-- Start AVAILABLE DATA --
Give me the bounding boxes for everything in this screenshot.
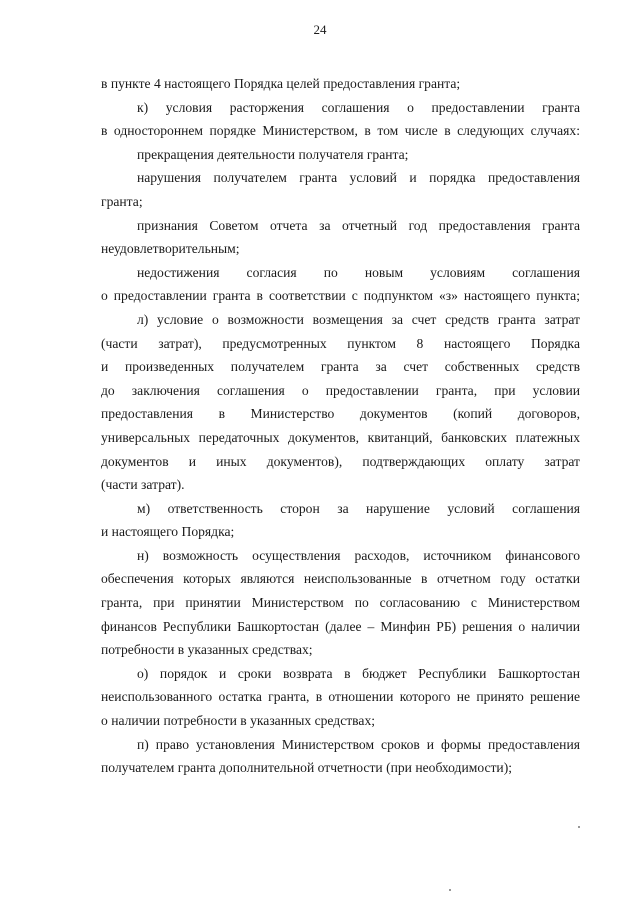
text-line: гранта; <box>101 193 143 209</box>
text-line: неудовлетворительным; <box>101 241 240 257</box>
text-line: и произведенных получателем гранта за счет собственных средств <box>101 359 580 375</box>
text-line: предоставления в Министерство документов (копий договоров, <box>101 406 580 422</box>
text-line: о наличии потребности в указанных средствах; <box>101 713 376 729</box>
text-line: л) условие о возможности возмещения за счет средств гранта затрат <box>137 311 580 327</box>
page-number: 24 <box>313 22 327 37</box>
text-line: прекращения деятельности получателя гранта; <box>137 146 409 162</box>
text-line: потребности в указанных средствах; <box>101 642 313 658</box>
text-line: в одностороннем порядке Министерством, в том числе в следующих случаях: <box>101 123 580 139</box>
text-line: и настоящего Порядка; <box>101 524 235 540</box>
text-line: гранта, при принятии Министерством по согласованию с Министерством <box>101 595 580 611</box>
text-line: до заключения соглашения о предоставлении гранта, при условии <box>101 382 580 398</box>
text-line: п) право установления Министерством сроков и формы предоставления <box>137 736 580 752</box>
text-line: недостижения согласия по новым условиям соглашения <box>137 264 580 280</box>
text-line: документов и иных документов), подтверждающих оплату затрат <box>101 453 580 469</box>
text-line: нарушения получателем гранта условий и порядка предоставления <box>137 170 580 186</box>
document-body <box>101 72 580 780</box>
text-line: универсальных передаточных документов, квитанций, банковских платежных <box>101 429 580 445</box>
text-line: в пункте 4 настоящего Порядка целей предоставления гранта; <box>101 76 461 91</box>
text-line: м) ответственность сторон за нарушение условий соглашения <box>137 500 580 516</box>
text-line: финансов Республики Башкортостан (далее – Минфин РБ) решения о наличии <box>101 618 580 634</box>
scan-speck <box>578 826 580 828</box>
text-line: к) условия расторжения соглашения о предоставлении гранта <box>137 99 580 115</box>
text-line: н) возможность осуществления расходов, источником финансового <box>137 547 580 563</box>
text-line: о предоставлении гранта в соответствии с подпунктом «з» настоящего пункта; <box>101 288 580 304</box>
text-line: признания Советом отчета за отчетный год предоставления гранта <box>137 217 580 233</box>
scan-speck <box>449 889 451 891</box>
text-line: неиспользованного остатка гранта, в отношении которого не принято решение <box>101 689 580 705</box>
text-line: обеспечения которых являются неиспользованные в отчетном году остатки <box>101 571 580 587</box>
text-line: (части затрат), предусмотренных пунктом 8 настоящего Порядка <box>101 335 580 351</box>
text-line: получателем гранта дополнительной отчетности (при необходимости); <box>101 760 513 776</box>
text-line: (части затрат). <box>101 477 185 493</box>
text-line: о) порядок и сроки возврата в бюджет Республики Башкортостан <box>137 665 580 681</box>
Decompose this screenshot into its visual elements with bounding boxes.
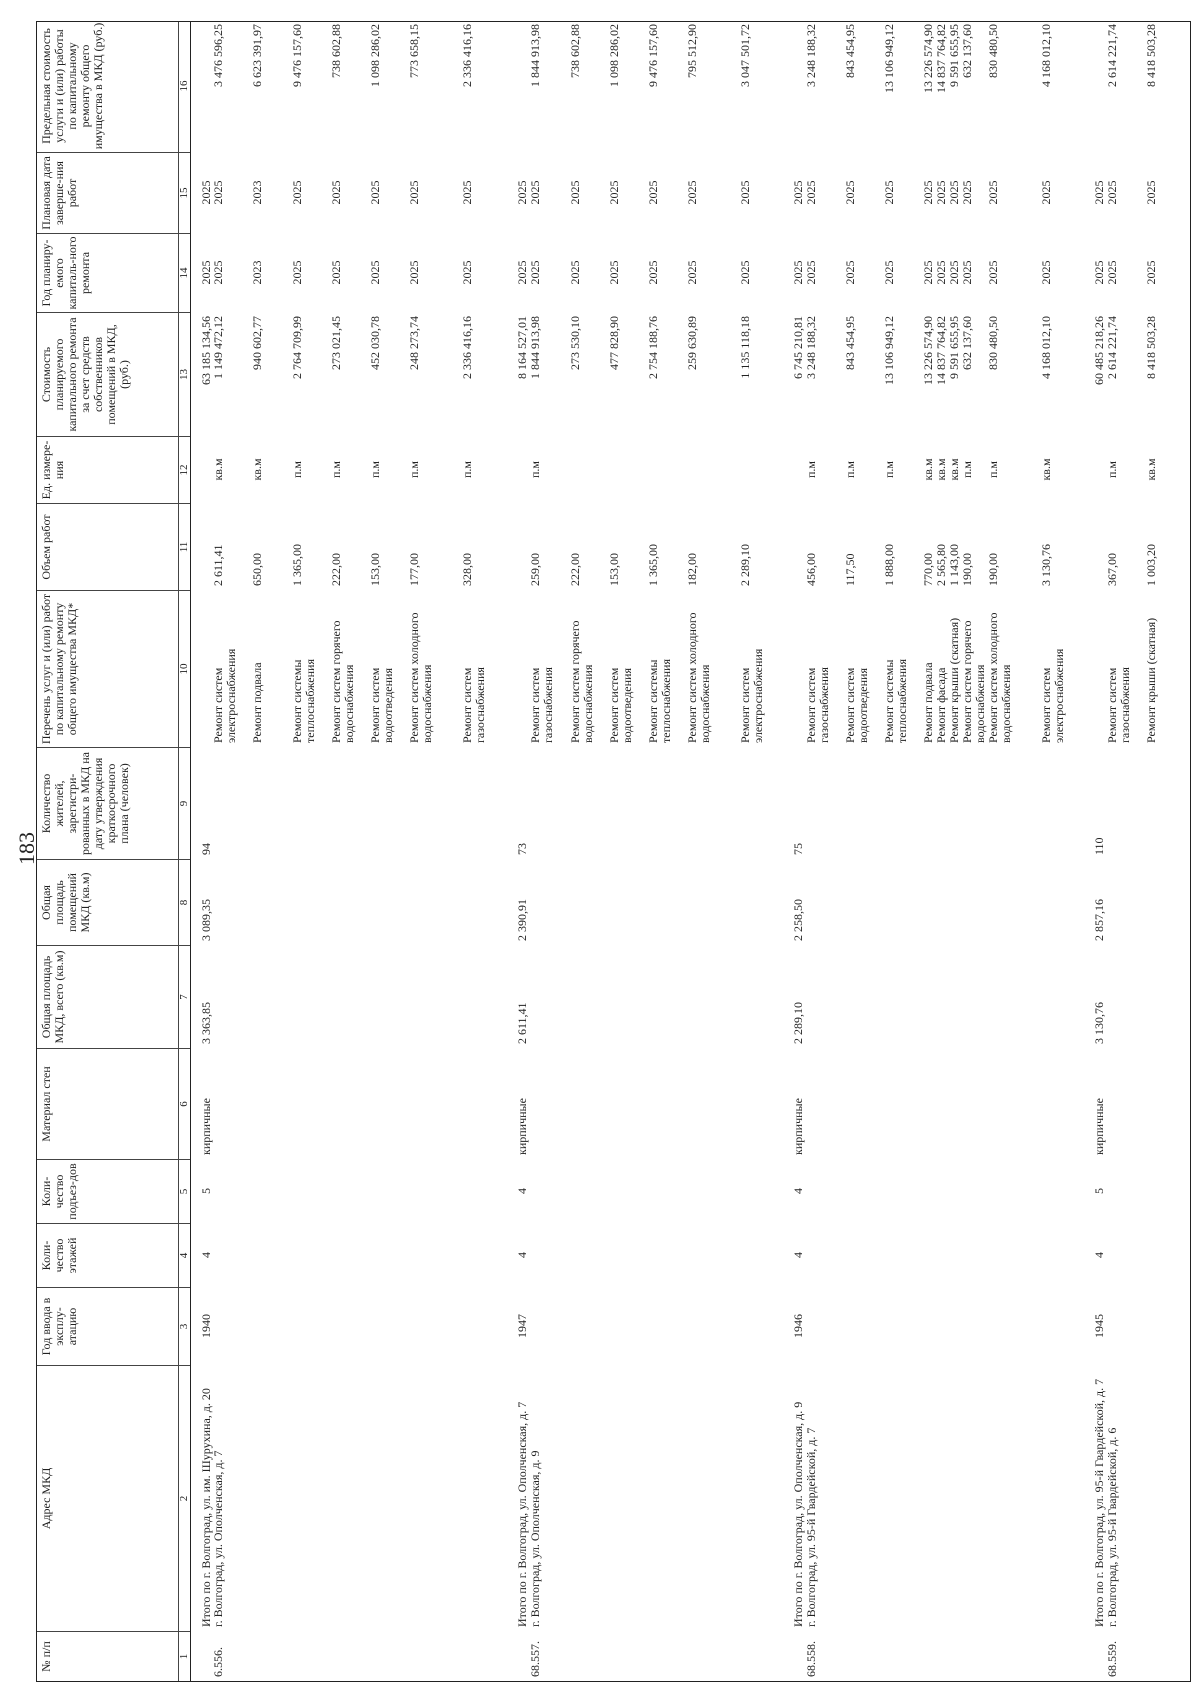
commission-year: 1945: [1092, 1314, 1106, 1338]
limit-cost: 632 137,60: [960, 24, 974, 78]
work-type-line2: теплоснабжения: [895, 659, 909, 743]
work-type: Ремонт подвала: [250, 662, 264, 743]
completion-date: 2025: [804, 180, 818, 205]
completion-date: 2025: [528, 180, 542, 205]
planned-cost: 6 745 210,81: [791, 316, 805, 379]
total-address: Итого по г. Волгоград, ул. им. Шурухина, д. 20: [199, 1388, 213, 1627]
unit: п.м: [986, 461, 1000, 479]
work-type-line2: водоотведения: [381, 668, 395, 743]
planned-year: 2025: [921, 260, 935, 285]
entrances-count: 5: [1092, 1188, 1106, 1194]
limit-cost: 2 614 221,74: [1105, 24, 1119, 87]
planned-year: 2025: [1039, 260, 1053, 285]
planned-cost: 1 149 472,12: [211, 316, 225, 379]
total-area: 3 130,76: [1092, 1002, 1106, 1044]
unit: п.м: [843, 461, 857, 479]
work-volume: 328,00: [460, 553, 474, 586]
unit: кв.м: [211, 458, 225, 481]
planned-year: 2025: [685, 260, 699, 285]
work-type: Ремонт систем горячего: [960, 620, 974, 743]
completion-date: 2025: [607, 180, 621, 205]
planned-cost: 940 602,77: [250, 316, 264, 370]
work-type: Ремонт подвала: [921, 662, 935, 743]
work-volume: 153,00: [368, 553, 382, 586]
wall-material: кирпичные: [1092, 1098, 1106, 1155]
completion-date: 2025: [515, 180, 529, 205]
completion-date: 2025: [1039, 180, 1053, 205]
limit-cost: 8 418 503,28: [1144, 24, 1158, 87]
work-volume: 1 003,20: [1144, 544, 1158, 586]
limit-cost: 9 591 655,95: [947, 24, 961, 87]
work-type: Ремонт крыши (скатная): [947, 617, 961, 743]
completion-date: 2025: [290, 180, 304, 205]
planned-year: 2025: [804, 260, 818, 285]
limit-cost: 3 476 596,25: [211, 24, 225, 87]
planned-year: 2025: [528, 260, 542, 285]
work-type: Ремонт систем холодного: [685, 612, 699, 743]
completion-date: 2025: [791, 180, 805, 205]
work-type-line2: электроснабжения: [1052, 648, 1066, 743]
work-type-line2: водоотведения: [620, 668, 634, 743]
unit: кв.м: [934, 458, 948, 481]
completion-date: 2023: [250, 180, 264, 205]
unit: п.м: [290, 461, 304, 479]
work-type: Ремонт систем: [528, 667, 542, 743]
work-volume: 650,00: [250, 553, 264, 586]
completion-date: 2025: [1092, 180, 1106, 205]
planned-year: 2025: [1092, 260, 1106, 285]
building-address: г. Волгоград, ул. 95-й Гвардейской, д. 6: [1105, 1427, 1119, 1627]
work-type-line2: водоснабжения: [973, 664, 987, 743]
planned-year: 2025: [1144, 260, 1158, 285]
limit-cost: 9 476 157,60: [646, 24, 660, 87]
header-col-premises-area: Общая площадь помещений МКД (кв.м): [37, 859, 178, 945]
row-number: 68.557.: [528, 1641, 542, 1677]
work-type: Ремонт системы: [290, 659, 304, 743]
completion-date: 2025: [460, 180, 474, 205]
planned-cost: 2 614 221,74: [1105, 316, 1119, 379]
work-type: Ремонт систем: [211, 667, 225, 743]
limit-cost: 830 480,50: [986, 24, 1000, 78]
header-bottom-border: [190, 22, 191, 1681]
completion-date: 2025: [1144, 180, 1158, 205]
planned-cost: 13 226 574,90: [921, 316, 935, 385]
limit-cost: 738 602,88: [568, 24, 582, 78]
completion-date: 2025: [407, 180, 421, 205]
completion-date: 2025: [368, 180, 382, 205]
planned-cost: 60 485 218,26: [1092, 316, 1106, 385]
premises-area: 2 857,16: [1092, 899, 1106, 941]
planned-year: 2025: [934, 260, 948, 285]
work-volume: 2 289,10: [738, 544, 752, 586]
work-type-line2: теплоснабжения: [303, 659, 317, 743]
unit: кв.м: [1039, 458, 1053, 481]
header-col-floors: Коли-чество этажей: [37, 1223, 178, 1287]
planned-year: 2025: [947, 260, 961, 285]
header-col-volume: Объем работ: [37, 503, 178, 590]
planned-cost: 843 454,95: [843, 316, 857, 370]
commission-year: 1940: [199, 1314, 213, 1338]
header-col-year: Год ввода в эксплу-атацию: [37, 1287, 178, 1365]
planned-cost: 14 837 764,82: [934, 316, 948, 385]
residents-count: 73: [515, 843, 529, 855]
completion-date: 2025: [211, 180, 225, 205]
limit-cost: 14 837 764,82: [934, 24, 948, 93]
colnum-col-total-area: 7: [178, 945, 190, 1048]
planned-cost: 273 530,10: [568, 316, 582, 370]
work-type: Ремонт систем: [843, 667, 857, 743]
unit: кв.м: [947, 458, 961, 481]
planned-cost: 830 480,50: [986, 316, 1000, 370]
work-volume: 1 143,00: [947, 544, 961, 586]
work-volume: 2 611,41: [211, 544, 225, 586]
completion-date: 2025: [843, 180, 857, 205]
total-area: 2 289,10: [791, 1002, 805, 1044]
work-type: Ремонт крыши (скатная): [1144, 617, 1158, 743]
work-type: Ремонт системы: [882, 659, 896, 743]
planned-cost: 9 591 655,95: [947, 316, 961, 379]
completion-date: 2025: [921, 180, 935, 205]
residents-count: 75: [791, 843, 805, 855]
work-volume: 153,00: [607, 553, 621, 586]
unit: п.м: [329, 461, 343, 479]
colnum-col-num: 1: [178, 1631, 190, 1681]
wall-material: кирпичные: [791, 1098, 805, 1155]
colnum-col-plan-year: 14: [178, 233, 190, 312]
limit-cost: 1 098 286,02: [368, 24, 382, 87]
colnum-col-end-date: 15: [178, 152, 190, 233]
planned-year: 2025: [1105, 260, 1119, 285]
total-area: 2 611,41: [515, 1002, 529, 1044]
commission-year: 1946: [791, 1314, 805, 1338]
building-address: г. Волгоград, ул. 95-й Гвардейской, д. 7: [804, 1427, 818, 1627]
unit: кв.м: [250, 458, 264, 481]
wall-material: кирпичные: [515, 1098, 529, 1155]
work-type: Ремонт систем холодного: [986, 612, 1000, 743]
planned-cost: 2 764 709,99: [290, 316, 304, 379]
planned-year: 2025: [986, 260, 1000, 285]
floors-count: 4: [515, 1252, 529, 1258]
entrances-count: 5: [199, 1188, 213, 1194]
work-type: Ремонт систем горячего: [568, 620, 582, 743]
completion-date: 2025: [960, 180, 974, 205]
work-type-line2: электроснабжения: [224, 648, 238, 743]
work-type: Ремонт системы: [646, 659, 660, 743]
limit-cost: 6 623 391,97: [250, 24, 264, 87]
planned-year: 2025: [791, 260, 805, 285]
work-type-line2: электроснабжения: [751, 648, 765, 743]
planned-year: 2025: [460, 260, 474, 285]
limit-cost: 1 098 286,02: [607, 24, 621, 87]
work-type: Ремонт систем холодного: [407, 612, 421, 743]
unit: п.м: [804, 461, 818, 479]
limit-cost: 773 658,15: [407, 24, 421, 78]
planned-year: 2025: [368, 260, 382, 285]
work-volume: 222,00: [568, 553, 582, 586]
colnum-col-volume: 11: [178, 503, 190, 590]
entrances-count: 4: [791, 1188, 805, 1194]
planned-year: 2025: [329, 260, 343, 285]
total-address: Итого по г. Волгоград, ул. Ополченская, д. 7: [515, 1401, 529, 1627]
colnum-col-wall-material: 6: [178, 1048, 190, 1159]
header-col-residents: Количество жителей, зарегистри-рованных в МКД на дату утверждения краткосрочного плана (человек): [37, 747, 178, 859]
planned-cost: 632 137,60: [960, 316, 974, 370]
completion-date: 2025: [199, 180, 213, 205]
total-address: Итого по г. Волгоград, ул. 95-й Гвардейской, д. 7: [1092, 1378, 1106, 1627]
planned-cost: 1 844 913,98: [528, 316, 542, 379]
unit: п.м: [528, 461, 542, 479]
work-type-line2: газоснабжения: [817, 667, 831, 743]
planned-cost: 2 754 188,76: [646, 316, 660, 379]
limit-cost: 843 454,95: [843, 24, 857, 78]
planned-cost: 4 168 012,10: [1039, 316, 1053, 379]
completion-date: 2025: [947, 180, 961, 205]
unit: п.м: [460, 461, 474, 479]
limit-cost: 1 844 913,98: [528, 24, 542, 87]
limit-cost: 13 106 949,12: [882, 24, 896, 93]
work-type: Ремонт систем: [1105, 667, 1119, 743]
planned-cost: 8 418 503,28: [1144, 316, 1158, 379]
colnum-col-floors: 4: [178, 1223, 190, 1287]
completion-date: 2025: [329, 180, 343, 205]
planned-year: 2025: [882, 260, 896, 285]
building-address: г. Волгоград, ул. Ополченская, д. 9: [528, 1450, 542, 1627]
header-col-end-date: Плановая дата заверше-ния работ: [37, 152, 178, 233]
work-volume: 2 565,80: [934, 544, 948, 586]
work-volume: 1 365,00: [646, 544, 660, 586]
work-type: Ремонт фасада: [934, 667, 948, 743]
completion-date: 2025: [646, 180, 660, 205]
header-col-wall-material: Материал стен: [37, 1048, 178, 1159]
work-volume: 456,00: [804, 553, 818, 586]
header-col-address: Адрес МКД: [37, 1365, 178, 1631]
planned-year: 2025: [211, 260, 225, 285]
planned-cost: 2 336 416,16: [460, 316, 474, 379]
work-type-line2: газоснабжения: [1118, 667, 1132, 743]
header-col-unit: Ед. измере-ния: [37, 436, 178, 503]
floors-count: 4: [1092, 1252, 1106, 1258]
work-type: Ремонт систем: [607, 667, 621, 743]
header-col-plan-year: Год планиру-емого капиталь-ного ремонта: [37, 233, 178, 312]
page-number: 183: [14, 832, 39, 865]
colnum-col-premises-area: 8: [178, 859, 190, 945]
header-col-limit-cost: Предельная стоимость услуги и (или) работы по капитальному ремонту общего имущества в МКД (руб.): [39, 22, 105, 150]
work-type-line2: водоснабжения: [420, 664, 434, 743]
colnum-col-address: 2: [178, 1365, 190, 1631]
planned-year: 2025: [960, 260, 974, 285]
premises-area: 3 089,35: [199, 899, 213, 941]
work-type: Ремонт систем: [804, 667, 818, 743]
completion-date: 2025: [738, 180, 752, 205]
completion-date: 2025: [685, 180, 699, 205]
work-volume: 1 365,00: [290, 544, 304, 586]
limit-cost: 3 047 501,72: [738, 24, 752, 87]
total-area: 3 363,85: [199, 1002, 213, 1044]
planned-year: 2025: [515, 260, 529, 285]
unit: п.м: [1105, 461, 1119, 479]
limit-cost: 795 512,90: [685, 24, 699, 78]
header-col-works: Перечень услуг и (или) работ по капитальному ремонту общего имущества МКД*: [37, 590, 178, 747]
work-volume: 190,00: [986, 553, 1000, 586]
header-col-cost: Стоимость планируемого капитального ремонта за счет средств собственников помещений в МКД, (руб.): [37, 312, 178, 436]
planned-cost: 477 828,90: [607, 316, 621, 370]
premises-area: 2 390,91: [515, 899, 529, 941]
unit: п.м: [882, 461, 896, 479]
work-volume: 3 130,76: [1039, 544, 1053, 586]
colnum-col-residents: 9: [178, 747, 190, 859]
completion-date: 2025: [882, 180, 896, 205]
planned-year: 2025: [646, 260, 660, 285]
work-type: Ремонт систем: [1039, 667, 1053, 743]
work-volume: 1 888,00: [882, 544, 896, 586]
work-volume: 259,00: [528, 553, 542, 586]
planned-cost: 259 630,89: [685, 316, 699, 370]
floors-count: 4: [199, 1252, 213, 1258]
colnum-col-unit: 12: [178, 436, 190, 503]
planned-cost: 273 021,45: [329, 316, 343, 370]
work-volume: 190,00: [960, 553, 974, 586]
planned-year: 2025: [738, 260, 752, 285]
work-volume: 770,00: [921, 553, 935, 586]
capital-repair-table: [36, 21, 1191, 1682]
colnum-col-entrances: 5: [178, 1159, 190, 1223]
work-type-line2: водоснабжения: [581, 664, 595, 743]
work-type-line2: водоснабжения: [999, 664, 1013, 743]
planned-year: 2025: [407, 260, 421, 285]
planned-year: 2023: [250, 260, 264, 285]
planned-year: 2025: [199, 260, 213, 285]
work-type: Ремонт систем: [460, 667, 474, 743]
limit-cost: 2 336 416,16: [460, 24, 474, 87]
row-number: 68.558.: [804, 1641, 818, 1677]
floors-count: 4: [791, 1252, 805, 1258]
planned-year: 2025: [290, 260, 304, 285]
unit: п.м: [368, 461, 382, 479]
completion-date: 2025: [568, 180, 582, 205]
residents-count: 110: [1092, 837, 1106, 855]
limit-cost: 9 476 157,60: [290, 24, 304, 87]
planned-cost: 13 106 949,12: [882, 316, 896, 385]
work-volume: 367,00: [1105, 553, 1119, 586]
colnum-col-year: 3: [178, 1287, 190, 1365]
work-type-line2: водоснабжения: [342, 664, 356, 743]
colnum-col-limit-cost: 16: [178, 80, 190, 92]
total-address: Итого по г. Волгоград, ул. Ополченская, д. 9: [791, 1401, 805, 1627]
building-address: г. Волгоград, ул. Ополченская, д. 7: [211, 1450, 225, 1627]
work-volume: 117,50: [843, 553, 857, 586]
unit: п.м: [960, 461, 974, 479]
header-col-num: № п/п: [37, 1631, 178, 1681]
work-type: Ремонт систем горячего: [329, 620, 343, 743]
work-volume: 222,00: [329, 553, 343, 586]
planned-cost: 248 273,74: [407, 316, 421, 370]
completion-date: 2025: [1105, 180, 1119, 205]
colnum-col-works: 10: [178, 590, 190, 747]
work-type-line2: водоснабжения: [698, 664, 712, 743]
unit: кв.м: [1144, 458, 1158, 481]
planned-cost: 452 030,78: [368, 316, 382, 370]
unit: п.м: [407, 461, 421, 479]
planned-year: 2025: [568, 260, 582, 285]
header-col-entrances: Коли-чество подъез-дов: [37, 1159, 178, 1223]
limit-cost: 13 226 574,90: [921, 24, 935, 93]
entrances-count: 4: [515, 1188, 529, 1194]
limit-cost: 4 168 012,10: [1039, 24, 1053, 87]
completion-date: 2025: [934, 180, 948, 205]
work-type: Ремонт систем: [368, 667, 382, 743]
row-number: 68.559.: [1105, 1641, 1119, 1677]
completion-date: 2025: [986, 180, 1000, 205]
limit-cost: 3 248 188,32: [804, 24, 818, 87]
residents-count: 94: [199, 843, 213, 855]
work-type-line2: газоснабжения: [473, 667, 487, 743]
planned-cost: 1 135 118,18: [738, 316, 752, 379]
planned-year: 2025: [843, 260, 857, 285]
unit: кв.м: [921, 458, 935, 481]
commission-year: 1947: [515, 1314, 529, 1338]
work-type-line2: водоотведения: [856, 668, 870, 743]
work-volume: 182,00: [685, 553, 699, 586]
work-type-line2: газоснабжения: [541, 667, 555, 743]
planned-cost: 63 185 134,56: [199, 316, 213, 385]
colnum-col-cost: 13: [178, 312, 190, 436]
header-col-total-area: Общая площадь МКД, всего (кв.м): [37, 945, 178, 1048]
work-volume: 177,00: [407, 553, 421, 586]
planned-year: 2025: [607, 260, 621, 285]
limit-cost: 738 602,88: [329, 24, 343, 78]
premises-area: 2 258,50: [791, 899, 805, 941]
planned-cost: 8 164 527,01: [515, 316, 529, 379]
wall-material: кирпичные: [199, 1098, 213, 1155]
work-type-line2: теплоснабжения: [659, 659, 673, 743]
planned-cost: 3 248 188,32: [804, 316, 818, 379]
work-type: Ремонт систем: [738, 667, 752, 743]
row-number: 6.556.: [211, 1647, 225, 1677]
-- End AVAILABLE DATA --
Reproduce the lines of the records without changes, starting at the line that contains "commission-year: 1945: [1092, 1314, 1106, 1338]" and ending after the line that contains "unit: п.м: [843, 461, 857, 479]".

commission-year: 1945: [1092, 1314, 1106, 1338]
limit-cost: 632 137,60: [960, 24, 974, 78]
work-type-line2: теплоснабжения: [895, 659, 909, 743]
work-type: Ремонт подвала: [250, 662, 264, 743]
completion-date: 2025: [804, 180, 818, 205]
completion-date: 2025: [528, 180, 542, 205]
planned-cost: 6 745 210,81: [791, 316, 805, 379]
total-address: Итого по г. Волгоград, ул. им. Шурухина, д. 20: [199, 1388, 213, 1627]
unit: п.м: [986, 461, 1000, 479]
work-type-line2: водоотведения: [381, 668, 395, 743]
planned-year: 2025: [921, 260, 935, 285]
entrances-count: 5: [1092, 1188, 1106, 1194]
limit-cost: 2 614 221,74: [1105, 24, 1119, 87]
planned-year: 2025: [1039, 260, 1053, 285]
planned-cost: 1 149 472,12: [211, 316, 225, 379]
total-area: 3 130,76: [1092, 1002, 1106, 1044]
unit: п.м: [843, 461, 857, 479]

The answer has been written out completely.